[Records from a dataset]

§ §

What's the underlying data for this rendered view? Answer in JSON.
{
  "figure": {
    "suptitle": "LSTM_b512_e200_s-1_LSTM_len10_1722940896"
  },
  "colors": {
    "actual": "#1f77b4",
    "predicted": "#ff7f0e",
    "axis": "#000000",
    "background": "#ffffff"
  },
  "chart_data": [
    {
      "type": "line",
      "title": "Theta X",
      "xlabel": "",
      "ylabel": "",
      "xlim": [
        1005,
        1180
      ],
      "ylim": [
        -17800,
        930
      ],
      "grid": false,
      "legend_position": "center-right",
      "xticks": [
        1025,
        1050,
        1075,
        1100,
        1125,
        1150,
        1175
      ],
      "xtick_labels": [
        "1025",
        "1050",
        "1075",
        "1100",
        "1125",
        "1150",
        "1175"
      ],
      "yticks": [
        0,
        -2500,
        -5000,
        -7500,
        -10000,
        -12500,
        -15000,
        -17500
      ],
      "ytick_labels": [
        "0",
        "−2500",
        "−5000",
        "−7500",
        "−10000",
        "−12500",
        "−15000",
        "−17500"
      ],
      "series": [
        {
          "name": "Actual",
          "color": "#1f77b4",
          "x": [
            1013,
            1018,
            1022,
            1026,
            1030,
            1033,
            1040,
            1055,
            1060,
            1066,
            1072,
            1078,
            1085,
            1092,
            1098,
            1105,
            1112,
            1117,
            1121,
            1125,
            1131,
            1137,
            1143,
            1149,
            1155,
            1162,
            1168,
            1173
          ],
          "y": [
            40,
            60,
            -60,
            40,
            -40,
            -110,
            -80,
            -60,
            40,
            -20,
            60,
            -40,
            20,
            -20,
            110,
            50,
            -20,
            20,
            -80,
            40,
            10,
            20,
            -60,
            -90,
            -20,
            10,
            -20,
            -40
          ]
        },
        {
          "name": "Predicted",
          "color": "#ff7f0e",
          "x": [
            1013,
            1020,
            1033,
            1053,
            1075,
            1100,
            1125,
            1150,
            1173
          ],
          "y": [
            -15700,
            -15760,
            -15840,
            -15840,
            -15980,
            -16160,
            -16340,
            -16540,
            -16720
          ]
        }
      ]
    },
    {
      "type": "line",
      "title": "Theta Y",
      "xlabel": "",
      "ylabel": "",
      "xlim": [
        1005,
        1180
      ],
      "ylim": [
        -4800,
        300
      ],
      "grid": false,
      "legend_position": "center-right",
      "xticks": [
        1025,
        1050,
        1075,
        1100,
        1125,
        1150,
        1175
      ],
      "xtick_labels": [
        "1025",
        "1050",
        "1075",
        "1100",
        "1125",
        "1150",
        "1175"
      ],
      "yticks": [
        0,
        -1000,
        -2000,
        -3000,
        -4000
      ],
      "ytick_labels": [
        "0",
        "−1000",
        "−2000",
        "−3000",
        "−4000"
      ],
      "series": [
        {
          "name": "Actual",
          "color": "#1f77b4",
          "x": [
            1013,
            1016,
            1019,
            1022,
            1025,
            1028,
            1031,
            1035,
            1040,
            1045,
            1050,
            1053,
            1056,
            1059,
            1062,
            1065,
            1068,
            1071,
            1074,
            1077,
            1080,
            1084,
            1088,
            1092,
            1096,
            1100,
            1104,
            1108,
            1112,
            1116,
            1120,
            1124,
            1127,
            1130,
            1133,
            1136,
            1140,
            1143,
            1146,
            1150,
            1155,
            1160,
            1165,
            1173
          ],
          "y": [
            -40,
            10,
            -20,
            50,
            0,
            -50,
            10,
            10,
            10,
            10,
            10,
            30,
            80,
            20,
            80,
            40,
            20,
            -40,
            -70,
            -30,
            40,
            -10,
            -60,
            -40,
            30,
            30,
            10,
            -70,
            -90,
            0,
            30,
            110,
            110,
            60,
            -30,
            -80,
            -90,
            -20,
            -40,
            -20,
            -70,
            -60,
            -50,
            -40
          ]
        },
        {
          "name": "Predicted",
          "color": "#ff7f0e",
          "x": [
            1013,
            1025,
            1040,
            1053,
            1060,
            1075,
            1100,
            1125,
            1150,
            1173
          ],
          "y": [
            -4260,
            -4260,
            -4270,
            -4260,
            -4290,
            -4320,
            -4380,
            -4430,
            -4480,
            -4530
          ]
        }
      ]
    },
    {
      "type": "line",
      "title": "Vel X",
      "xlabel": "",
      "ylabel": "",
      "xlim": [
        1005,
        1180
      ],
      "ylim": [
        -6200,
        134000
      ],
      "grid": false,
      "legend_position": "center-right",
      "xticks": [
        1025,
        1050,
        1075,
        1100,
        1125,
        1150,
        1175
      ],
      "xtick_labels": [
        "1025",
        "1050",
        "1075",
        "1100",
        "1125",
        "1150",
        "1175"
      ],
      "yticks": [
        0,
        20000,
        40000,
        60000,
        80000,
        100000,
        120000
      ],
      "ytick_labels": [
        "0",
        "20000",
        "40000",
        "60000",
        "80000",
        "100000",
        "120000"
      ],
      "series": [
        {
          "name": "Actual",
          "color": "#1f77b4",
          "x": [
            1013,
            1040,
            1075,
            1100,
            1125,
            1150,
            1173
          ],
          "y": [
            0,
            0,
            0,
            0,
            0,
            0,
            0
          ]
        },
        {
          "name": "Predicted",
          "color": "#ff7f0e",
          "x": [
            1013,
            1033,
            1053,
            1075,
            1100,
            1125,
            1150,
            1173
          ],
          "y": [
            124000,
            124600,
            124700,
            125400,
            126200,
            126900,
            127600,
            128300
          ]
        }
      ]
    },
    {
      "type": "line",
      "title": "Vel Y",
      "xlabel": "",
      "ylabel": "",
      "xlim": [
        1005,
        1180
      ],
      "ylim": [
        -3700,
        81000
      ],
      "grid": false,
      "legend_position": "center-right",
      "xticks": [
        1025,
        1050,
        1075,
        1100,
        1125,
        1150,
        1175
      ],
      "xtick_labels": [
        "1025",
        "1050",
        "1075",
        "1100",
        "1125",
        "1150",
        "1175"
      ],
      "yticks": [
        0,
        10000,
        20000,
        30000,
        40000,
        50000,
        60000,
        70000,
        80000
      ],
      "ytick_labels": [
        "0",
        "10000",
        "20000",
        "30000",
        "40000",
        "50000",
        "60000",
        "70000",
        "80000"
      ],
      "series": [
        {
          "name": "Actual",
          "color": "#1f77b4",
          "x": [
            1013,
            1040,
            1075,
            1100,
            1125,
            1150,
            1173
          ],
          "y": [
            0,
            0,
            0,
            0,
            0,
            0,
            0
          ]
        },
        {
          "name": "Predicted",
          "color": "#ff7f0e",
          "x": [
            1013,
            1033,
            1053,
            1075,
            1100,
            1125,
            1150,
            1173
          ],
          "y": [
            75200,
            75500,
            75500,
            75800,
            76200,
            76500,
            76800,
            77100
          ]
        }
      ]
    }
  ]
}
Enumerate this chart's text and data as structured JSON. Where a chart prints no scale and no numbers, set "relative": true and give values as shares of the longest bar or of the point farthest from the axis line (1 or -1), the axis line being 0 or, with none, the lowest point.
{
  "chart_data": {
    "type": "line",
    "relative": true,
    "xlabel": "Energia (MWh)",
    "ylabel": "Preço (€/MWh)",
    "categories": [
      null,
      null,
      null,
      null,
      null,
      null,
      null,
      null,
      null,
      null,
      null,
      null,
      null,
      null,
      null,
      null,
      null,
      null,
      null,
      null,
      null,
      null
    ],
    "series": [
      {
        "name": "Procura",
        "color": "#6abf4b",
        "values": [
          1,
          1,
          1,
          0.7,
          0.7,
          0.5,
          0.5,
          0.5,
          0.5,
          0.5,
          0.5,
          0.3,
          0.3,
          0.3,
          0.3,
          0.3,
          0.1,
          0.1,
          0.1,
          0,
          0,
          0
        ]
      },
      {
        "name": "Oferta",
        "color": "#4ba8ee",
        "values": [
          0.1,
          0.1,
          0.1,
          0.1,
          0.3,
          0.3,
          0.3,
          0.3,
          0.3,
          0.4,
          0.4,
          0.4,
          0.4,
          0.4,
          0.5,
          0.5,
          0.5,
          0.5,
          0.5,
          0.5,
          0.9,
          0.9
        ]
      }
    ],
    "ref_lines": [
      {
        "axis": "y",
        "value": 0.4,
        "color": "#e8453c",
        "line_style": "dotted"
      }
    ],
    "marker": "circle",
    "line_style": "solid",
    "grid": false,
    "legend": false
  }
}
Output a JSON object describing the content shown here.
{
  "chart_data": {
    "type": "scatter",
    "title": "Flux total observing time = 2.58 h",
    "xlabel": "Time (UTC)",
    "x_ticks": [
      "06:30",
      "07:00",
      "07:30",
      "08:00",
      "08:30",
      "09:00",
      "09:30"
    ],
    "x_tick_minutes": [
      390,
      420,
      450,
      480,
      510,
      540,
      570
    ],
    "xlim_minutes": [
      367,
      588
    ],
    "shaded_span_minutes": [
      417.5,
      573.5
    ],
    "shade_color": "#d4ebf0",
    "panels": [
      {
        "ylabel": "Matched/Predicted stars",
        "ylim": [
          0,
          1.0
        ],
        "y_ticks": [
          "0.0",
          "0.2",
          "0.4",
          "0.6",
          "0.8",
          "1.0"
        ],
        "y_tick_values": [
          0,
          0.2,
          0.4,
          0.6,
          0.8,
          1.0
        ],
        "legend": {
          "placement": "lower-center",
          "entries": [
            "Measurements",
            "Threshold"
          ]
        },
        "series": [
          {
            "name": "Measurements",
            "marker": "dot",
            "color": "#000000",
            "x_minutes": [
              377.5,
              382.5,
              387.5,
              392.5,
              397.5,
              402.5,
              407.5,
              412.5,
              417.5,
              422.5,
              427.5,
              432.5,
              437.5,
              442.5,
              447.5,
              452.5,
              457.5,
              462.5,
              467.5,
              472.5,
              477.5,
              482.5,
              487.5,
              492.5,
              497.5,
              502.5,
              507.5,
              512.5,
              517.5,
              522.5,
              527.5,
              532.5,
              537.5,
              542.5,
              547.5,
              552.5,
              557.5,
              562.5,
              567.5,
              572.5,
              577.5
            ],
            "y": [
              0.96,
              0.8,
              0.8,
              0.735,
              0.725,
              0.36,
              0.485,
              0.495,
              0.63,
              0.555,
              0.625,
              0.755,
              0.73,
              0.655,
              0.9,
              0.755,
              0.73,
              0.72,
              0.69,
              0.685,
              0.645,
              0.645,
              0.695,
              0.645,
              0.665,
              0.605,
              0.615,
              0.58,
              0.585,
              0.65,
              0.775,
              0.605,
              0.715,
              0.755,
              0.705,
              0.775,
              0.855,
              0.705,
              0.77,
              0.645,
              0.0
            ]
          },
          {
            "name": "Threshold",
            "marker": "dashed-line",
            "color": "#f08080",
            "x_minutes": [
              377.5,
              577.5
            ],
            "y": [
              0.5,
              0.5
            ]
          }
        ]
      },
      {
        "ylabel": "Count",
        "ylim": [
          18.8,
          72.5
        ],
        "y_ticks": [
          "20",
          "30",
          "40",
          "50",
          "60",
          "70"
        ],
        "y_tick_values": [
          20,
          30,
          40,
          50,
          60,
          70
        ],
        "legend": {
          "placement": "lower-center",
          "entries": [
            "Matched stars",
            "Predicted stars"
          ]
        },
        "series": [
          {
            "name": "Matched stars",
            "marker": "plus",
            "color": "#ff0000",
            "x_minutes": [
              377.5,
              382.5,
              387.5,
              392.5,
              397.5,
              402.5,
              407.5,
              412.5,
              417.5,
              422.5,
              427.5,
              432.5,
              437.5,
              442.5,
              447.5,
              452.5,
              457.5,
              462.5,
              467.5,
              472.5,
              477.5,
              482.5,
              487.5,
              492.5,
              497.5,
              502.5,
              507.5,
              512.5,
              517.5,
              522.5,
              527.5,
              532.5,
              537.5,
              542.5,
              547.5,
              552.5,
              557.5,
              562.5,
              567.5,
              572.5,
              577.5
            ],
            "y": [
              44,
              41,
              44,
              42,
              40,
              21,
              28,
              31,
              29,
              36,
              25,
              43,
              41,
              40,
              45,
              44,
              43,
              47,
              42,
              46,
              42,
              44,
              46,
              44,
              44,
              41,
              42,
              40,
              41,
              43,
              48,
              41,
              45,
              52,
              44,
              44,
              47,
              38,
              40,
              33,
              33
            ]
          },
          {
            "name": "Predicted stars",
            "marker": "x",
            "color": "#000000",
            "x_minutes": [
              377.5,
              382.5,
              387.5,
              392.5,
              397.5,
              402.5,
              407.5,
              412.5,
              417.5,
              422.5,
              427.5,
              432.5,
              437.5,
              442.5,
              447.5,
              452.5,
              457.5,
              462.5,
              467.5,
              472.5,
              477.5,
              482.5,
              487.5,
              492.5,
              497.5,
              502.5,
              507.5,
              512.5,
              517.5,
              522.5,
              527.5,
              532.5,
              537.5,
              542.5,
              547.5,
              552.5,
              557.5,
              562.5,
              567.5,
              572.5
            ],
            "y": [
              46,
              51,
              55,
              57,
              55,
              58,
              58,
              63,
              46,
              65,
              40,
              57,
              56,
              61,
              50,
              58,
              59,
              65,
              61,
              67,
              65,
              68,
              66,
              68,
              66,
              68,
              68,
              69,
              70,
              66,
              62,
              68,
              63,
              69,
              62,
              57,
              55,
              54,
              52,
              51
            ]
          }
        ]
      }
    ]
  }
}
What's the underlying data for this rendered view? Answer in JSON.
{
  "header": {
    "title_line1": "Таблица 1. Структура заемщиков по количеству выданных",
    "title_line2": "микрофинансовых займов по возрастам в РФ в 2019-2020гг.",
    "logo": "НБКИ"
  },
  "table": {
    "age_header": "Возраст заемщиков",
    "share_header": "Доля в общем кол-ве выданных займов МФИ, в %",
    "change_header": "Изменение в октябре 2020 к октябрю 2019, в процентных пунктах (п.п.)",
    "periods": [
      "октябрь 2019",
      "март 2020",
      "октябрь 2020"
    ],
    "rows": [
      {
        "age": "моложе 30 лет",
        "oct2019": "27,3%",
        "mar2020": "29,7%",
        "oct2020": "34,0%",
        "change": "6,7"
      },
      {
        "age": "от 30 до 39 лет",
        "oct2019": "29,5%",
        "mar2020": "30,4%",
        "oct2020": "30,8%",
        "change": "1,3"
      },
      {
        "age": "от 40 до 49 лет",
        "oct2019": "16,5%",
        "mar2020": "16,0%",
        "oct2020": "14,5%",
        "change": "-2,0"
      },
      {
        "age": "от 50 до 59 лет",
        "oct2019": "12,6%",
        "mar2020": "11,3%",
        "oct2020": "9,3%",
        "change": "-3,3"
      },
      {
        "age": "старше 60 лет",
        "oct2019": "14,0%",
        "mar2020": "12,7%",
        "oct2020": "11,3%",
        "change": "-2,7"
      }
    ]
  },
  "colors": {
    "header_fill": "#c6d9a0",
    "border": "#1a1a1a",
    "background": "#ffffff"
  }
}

§ §

### TO DO
Gather each line in the data that holds the string "Matched".

### TASK RESPONSE
        "ylabel": "Matched/Predicted stars",
            "Matched stars",
            "name": "Matched stars",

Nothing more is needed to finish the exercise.